Work out how many lines have "Dendritic" in them. Give only that number.

--------------------------------------------------

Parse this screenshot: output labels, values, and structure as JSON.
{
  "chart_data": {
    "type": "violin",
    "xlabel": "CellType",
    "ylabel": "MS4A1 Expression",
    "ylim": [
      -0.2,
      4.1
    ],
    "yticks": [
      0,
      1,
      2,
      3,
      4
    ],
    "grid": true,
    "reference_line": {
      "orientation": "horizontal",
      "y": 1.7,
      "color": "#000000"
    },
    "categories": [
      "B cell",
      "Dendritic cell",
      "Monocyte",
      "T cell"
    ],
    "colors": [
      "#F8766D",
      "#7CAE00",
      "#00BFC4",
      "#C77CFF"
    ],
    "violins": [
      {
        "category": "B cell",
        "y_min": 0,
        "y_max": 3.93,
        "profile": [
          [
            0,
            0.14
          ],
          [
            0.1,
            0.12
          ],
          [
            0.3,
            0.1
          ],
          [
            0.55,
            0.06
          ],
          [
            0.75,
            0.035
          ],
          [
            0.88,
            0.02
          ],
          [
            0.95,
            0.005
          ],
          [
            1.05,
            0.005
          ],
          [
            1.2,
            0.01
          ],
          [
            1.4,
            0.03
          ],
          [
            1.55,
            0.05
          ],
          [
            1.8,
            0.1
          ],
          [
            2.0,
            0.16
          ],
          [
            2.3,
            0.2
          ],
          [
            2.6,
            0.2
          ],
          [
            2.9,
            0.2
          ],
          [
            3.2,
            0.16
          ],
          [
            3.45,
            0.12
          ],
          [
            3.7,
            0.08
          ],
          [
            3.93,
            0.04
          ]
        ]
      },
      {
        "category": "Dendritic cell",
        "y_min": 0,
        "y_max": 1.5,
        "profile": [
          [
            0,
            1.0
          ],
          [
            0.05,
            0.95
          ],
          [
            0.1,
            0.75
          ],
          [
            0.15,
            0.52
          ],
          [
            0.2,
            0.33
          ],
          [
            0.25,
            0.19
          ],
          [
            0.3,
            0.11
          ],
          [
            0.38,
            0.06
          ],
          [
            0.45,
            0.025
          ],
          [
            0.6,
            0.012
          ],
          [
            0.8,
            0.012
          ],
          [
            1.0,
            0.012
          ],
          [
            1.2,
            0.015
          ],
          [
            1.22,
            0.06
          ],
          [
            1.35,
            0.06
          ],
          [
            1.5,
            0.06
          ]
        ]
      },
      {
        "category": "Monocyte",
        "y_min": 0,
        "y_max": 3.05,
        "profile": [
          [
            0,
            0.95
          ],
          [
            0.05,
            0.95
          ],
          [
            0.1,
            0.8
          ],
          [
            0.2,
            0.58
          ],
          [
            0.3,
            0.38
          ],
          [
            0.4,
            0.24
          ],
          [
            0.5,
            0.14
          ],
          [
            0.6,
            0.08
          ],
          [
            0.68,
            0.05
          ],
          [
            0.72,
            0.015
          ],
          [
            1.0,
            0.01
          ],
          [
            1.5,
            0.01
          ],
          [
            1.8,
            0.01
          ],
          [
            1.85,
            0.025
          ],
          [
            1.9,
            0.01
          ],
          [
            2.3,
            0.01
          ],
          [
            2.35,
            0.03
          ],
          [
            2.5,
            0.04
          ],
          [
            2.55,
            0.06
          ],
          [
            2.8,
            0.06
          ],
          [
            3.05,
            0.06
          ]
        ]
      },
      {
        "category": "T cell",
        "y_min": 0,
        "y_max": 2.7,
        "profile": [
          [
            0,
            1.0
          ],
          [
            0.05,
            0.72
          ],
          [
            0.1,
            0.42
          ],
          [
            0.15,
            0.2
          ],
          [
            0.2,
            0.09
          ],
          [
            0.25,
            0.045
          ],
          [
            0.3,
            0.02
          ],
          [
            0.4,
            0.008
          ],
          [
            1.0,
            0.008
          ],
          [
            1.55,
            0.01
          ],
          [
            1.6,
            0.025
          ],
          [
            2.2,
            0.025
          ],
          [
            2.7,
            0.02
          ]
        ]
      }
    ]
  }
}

--------------------------------------------------

Final answer: 2